* [Description of the task]: Please repeat all of the lines that follow, exactly as written.

--------------------

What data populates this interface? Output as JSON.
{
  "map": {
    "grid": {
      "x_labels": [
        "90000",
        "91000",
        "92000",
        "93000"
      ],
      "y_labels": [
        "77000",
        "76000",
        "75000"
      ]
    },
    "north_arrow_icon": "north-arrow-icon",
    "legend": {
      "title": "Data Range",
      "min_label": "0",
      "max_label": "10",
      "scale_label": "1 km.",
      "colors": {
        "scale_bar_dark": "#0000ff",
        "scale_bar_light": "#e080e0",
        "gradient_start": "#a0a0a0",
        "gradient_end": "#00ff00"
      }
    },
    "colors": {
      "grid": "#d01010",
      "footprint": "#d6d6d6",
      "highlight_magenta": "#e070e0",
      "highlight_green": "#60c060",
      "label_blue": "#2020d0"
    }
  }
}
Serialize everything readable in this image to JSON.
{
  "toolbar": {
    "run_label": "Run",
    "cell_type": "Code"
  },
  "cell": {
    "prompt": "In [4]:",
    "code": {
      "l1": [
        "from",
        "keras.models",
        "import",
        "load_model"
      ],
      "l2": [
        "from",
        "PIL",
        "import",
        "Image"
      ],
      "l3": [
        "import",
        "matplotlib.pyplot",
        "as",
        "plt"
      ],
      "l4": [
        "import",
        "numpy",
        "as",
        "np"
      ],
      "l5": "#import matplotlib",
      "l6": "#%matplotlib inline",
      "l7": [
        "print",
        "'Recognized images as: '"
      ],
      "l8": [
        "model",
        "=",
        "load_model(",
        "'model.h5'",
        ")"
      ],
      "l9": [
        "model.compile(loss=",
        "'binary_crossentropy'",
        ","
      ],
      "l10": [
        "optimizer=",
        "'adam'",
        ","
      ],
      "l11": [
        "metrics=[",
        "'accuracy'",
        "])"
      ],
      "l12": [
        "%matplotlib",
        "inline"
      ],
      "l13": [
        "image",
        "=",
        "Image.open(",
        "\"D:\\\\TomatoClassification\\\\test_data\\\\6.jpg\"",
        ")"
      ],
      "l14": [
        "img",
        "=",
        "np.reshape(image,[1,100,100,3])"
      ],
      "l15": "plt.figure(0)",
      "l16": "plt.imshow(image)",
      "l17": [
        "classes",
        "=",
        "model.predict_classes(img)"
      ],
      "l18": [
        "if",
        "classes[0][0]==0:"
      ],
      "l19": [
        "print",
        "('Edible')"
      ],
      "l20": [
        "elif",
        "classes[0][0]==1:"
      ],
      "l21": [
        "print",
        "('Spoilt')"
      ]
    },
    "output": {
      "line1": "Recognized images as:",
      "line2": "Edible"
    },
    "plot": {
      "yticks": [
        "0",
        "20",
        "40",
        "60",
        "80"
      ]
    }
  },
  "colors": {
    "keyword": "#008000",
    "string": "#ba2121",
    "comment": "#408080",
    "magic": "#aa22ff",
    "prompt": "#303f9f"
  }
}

--------------------

* [Correct answer]:
What data populates this interface? Output as JSON.
{
  "map": {
    "grid": {
      "x_labels": [
        "90000",
        "91000",
        "92000",
        "93000"
      ],
      "y_labels": [
        "77000",
        "76000",
        "75000"
      ]
    },
    "north_arrow_icon": "north-arrow-icon",
    "legend": {
      "title": "Data Range",
      "min_label": "0",
      "max_label": "10",
      "scale_label": "1 km.",
      "colors": {
        "scale_bar_dark": "#0000ff",
        "scale_bar_light": "#e080e0",
        "gradient_start": "#a0a0a0",
        "gradient_end": "#00ff00"
      }
    },
    "colors": {
      "grid": "#d01010",
      "footprint": "#d6d6d6",
      "highlight_magenta": "#e070e0",
      "highlight_green": "#60c060",
      "label_blue": "#2020d0"
    }
  }
}
Serialize everything readable in this image to JSON.
{
  "toolbar": {
    "run_label": "Run",
    "cell_type": "Code"
  },
  "cell": {
    "prompt": "In [4]:",
    "code": {
      "l1": [
        "from",
        "keras.models",
        "import",
        "load_model"
      ],
      "l2": [
        "from",
        "PIL",
        "import",
        "Image"
      ],
      "l3": [
        "import",
        "matplotlib.pyplot",
        "as",
        "plt"
      ],
      "l4": [
        "import",
        "numpy",
        "as",
        "np"
      ],
      "l5": "#import matplotlib",
      "l6": "#%matplotlib inline",
      "l7": [
        "print",
        "'Recognized images as: '"
      ],
      "l8": [
        "model",
        "=",
        "load_model(",
        "'model.h5'",
        ")"
      ],
      "l9": [
        "model.compile(loss=",
        "'binary_crossentropy'",
        ","
      ],
      "l10": [
        "optimizer=",
        "'adam'",
        ","
      ],
      "l11": [
        "metrics=[",
        "'accuracy'",
        "])"
      ],
      "l12": [
        "%matplotlib",
        "inline"
      ],
      "l13": [
        "image",
        "=",
        "Image.open(",
        "\"D:\\\\TomatoClassification\\\\test_data\\\\6.jpg\"",
        ")"
      ],
      "l14": [
        "img",
        "=",
        "np.reshape(image,[1,100,100,3])"
      ],
      "l15": "plt.figure(0)",
      "l16": "plt.imshow(image)",
      "l17": [
        "classes",
        "=",
        "model.predict_classes(img)"
      ],
      "l18": [
        "if",
        "classes[0][0]==0:"
      ],
      "l19": [
        "print",
        "('Edible')"
      ],
      "l20": [
        "elif",
        "classes[0][0]==1:"
      ],
      "l21": [
        "print",
        "('Spoilt')"
      ]
    },
    "output": {
      "line1": "Recognized images as:",
      "line2": "Edible"
    },
    "plot": {
      "yticks": [
        "0",
        "20",
        "40",
        "60",
        "80"
      ]
    }
  },
  "colors": {
    "keyword": "#008000",
    "string": "#ba2121",
    "comment": "#408080",
    "magic": "#aa22ff",
    "prompt": "#303f9f"
  }
}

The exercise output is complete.